# Work to complete
Write out each record again exactly as it stands.

---------- Source records

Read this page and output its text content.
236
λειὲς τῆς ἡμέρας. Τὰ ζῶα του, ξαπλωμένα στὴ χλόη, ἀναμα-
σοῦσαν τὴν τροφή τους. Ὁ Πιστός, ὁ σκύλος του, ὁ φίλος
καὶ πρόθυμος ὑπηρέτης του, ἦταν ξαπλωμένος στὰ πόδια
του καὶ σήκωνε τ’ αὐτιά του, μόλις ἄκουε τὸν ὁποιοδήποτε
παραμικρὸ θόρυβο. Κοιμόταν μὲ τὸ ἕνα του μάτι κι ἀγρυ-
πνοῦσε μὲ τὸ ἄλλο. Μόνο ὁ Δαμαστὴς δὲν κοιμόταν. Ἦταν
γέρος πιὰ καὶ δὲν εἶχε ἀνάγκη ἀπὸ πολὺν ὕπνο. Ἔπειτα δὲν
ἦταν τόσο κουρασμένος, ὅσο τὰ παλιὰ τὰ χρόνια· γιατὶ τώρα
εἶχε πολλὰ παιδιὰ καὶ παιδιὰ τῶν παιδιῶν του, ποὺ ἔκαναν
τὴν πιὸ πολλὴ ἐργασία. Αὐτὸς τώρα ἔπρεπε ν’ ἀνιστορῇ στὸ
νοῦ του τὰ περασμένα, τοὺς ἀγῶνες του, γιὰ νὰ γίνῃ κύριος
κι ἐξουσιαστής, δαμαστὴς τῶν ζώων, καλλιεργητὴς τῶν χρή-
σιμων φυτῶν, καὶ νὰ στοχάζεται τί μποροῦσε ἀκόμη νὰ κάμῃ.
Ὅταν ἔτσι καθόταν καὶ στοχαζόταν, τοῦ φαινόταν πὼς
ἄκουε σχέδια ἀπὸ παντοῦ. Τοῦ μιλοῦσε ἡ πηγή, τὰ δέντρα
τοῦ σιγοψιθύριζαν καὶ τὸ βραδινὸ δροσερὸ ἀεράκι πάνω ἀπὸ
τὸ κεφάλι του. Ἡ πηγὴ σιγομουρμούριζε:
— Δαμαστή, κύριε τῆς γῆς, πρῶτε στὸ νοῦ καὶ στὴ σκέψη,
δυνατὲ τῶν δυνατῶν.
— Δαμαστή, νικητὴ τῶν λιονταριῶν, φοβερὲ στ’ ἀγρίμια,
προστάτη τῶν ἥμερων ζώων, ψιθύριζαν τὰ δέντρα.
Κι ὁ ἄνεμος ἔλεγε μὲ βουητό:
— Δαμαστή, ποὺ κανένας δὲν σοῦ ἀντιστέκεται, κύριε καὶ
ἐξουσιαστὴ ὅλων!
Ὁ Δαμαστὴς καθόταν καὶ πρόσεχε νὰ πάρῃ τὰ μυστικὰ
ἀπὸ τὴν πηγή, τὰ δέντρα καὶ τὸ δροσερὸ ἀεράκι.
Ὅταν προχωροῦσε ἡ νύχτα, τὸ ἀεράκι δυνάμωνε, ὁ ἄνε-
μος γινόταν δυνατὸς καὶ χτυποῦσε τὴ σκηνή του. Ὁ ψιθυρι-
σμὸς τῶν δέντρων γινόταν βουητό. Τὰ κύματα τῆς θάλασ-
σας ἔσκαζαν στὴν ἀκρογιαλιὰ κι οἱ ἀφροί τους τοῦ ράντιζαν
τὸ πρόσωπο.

--------------------

# Expected answer
Read this page and output its text content.
236
λειὲς τῆς ἡμέρας. Τὰ ζῶα του, ξαπλωμένα στὴ χλόη, ἀναμα-
σοῦσαν τὴν τροφή τους. Ὁ Πιστός, ὁ σκύλος του, ὁ φίλος
καὶ πρόθυμος ὑπηρέτης του, ἦταν ξαπλωμένος στὰ πόδια
του καὶ σήκωνε τ’ αὐτιά του, μόλις ἄκουε τὸν ὁποιοδήποτε
παραμικρὸ θόρυβο. Κοιμόταν μὲ τὸ ἕνα του μάτι κι ἀγρυ-
πνοῦσε μὲ τὸ ἄλλο. Μόνο ὁ Δαμαστὴς δὲν κοιμόταν. Ἦταν
γέρος πιὰ καὶ δὲν εἶχε ἀνάγκη ἀπὸ πολὺν ὕπνο. Ἔπειτα δὲν
ἦταν τόσο κουρασμένος, ὅσο τὰ παλιὰ τὰ χρόνια· γιατὶ τώρα
εἶχε πολλὰ παιδιὰ καὶ παιδιὰ τῶν παιδιῶν του, ποὺ ἔκαναν
τὴν πιὸ πολλὴ ἐργασία. Αὐτὸς τώρα ἔπρεπε ν’ ἀνιστορῇ στὸ
νοῦ του τὰ περασμένα, τοὺς ἀγῶνες του, γιὰ νὰ γίνῃ κύριος
κι ἐξουσιαστής, δαμαστὴς τῶν ζώων, καλλιεργητὴς τῶν χρή-
σιμων φυτῶν, καὶ νὰ στοχάζεται τί μποροῦσε ἀκόμη νὰ κάμῃ.
Ὅταν ἔτσι καθόταν καὶ στοχαζόταν, τοῦ φαινόταν πὼς
ἄκουε σχέδια ἀπὸ παντοῦ. Τοῦ μιλοῦσε ἡ πηγή, τὰ δέντρα
τοῦ σιγοψιθύριζαν καὶ τὸ βραδινὸ δροσερὸ ἀεράκι πάνω ἀπὸ
τὸ κεφάλι του. Ἡ πηγὴ σιγομουρμούριζε:
— Δαμαστή, κύριε τῆς γῆς, πρῶτε στὸ νοῦ καὶ στὴ σκέψη,
δυνατὲ τῶν δυνατῶν.
— Δαμαστή, νικητὴ τῶν λιονταριῶν, φοβερὲ στ’ ἀγρίμια,
προστάτη τῶν ἥμερων ζώων, ψιθύριζαν τὰ δέντρα.
Κι ὁ ἄνεμος ἔλεγε μὲ βουητό:
— Δαμαστή, ποὺ κανένας δὲν σοῦ ἀντιστέκεται, κύριε καὶ
ἐξουσιαστὴ ὅλων!
Ὁ Δαμαστὴς καθόταν καὶ πρόσεχε νὰ πάρῃ τὰ μυστικὰ
ἀπὸ τὴν πηγή, τὰ δέντρα καὶ τὸ δροσερὸ ἀεράκι.
Ὅταν προχωροῦσε ἡ νύχτα, τὸ ἀεράκι δυνάμωνε, ὁ ἄνε-
μος γινόταν δυνατὸς καὶ χτυποῦσε τὴ σκηνή του. Ὁ ψιθυρι-
σμὸς τῶν δέντρων γινόταν βουητό. Τὰ κύματα τῆς θάλασ-
σας ἔσκαζαν στὴν ἀκρογιαλιὰ κι οἱ ἀφροί τους τοῦ ράντιζαν
τὸ πρόσωπο.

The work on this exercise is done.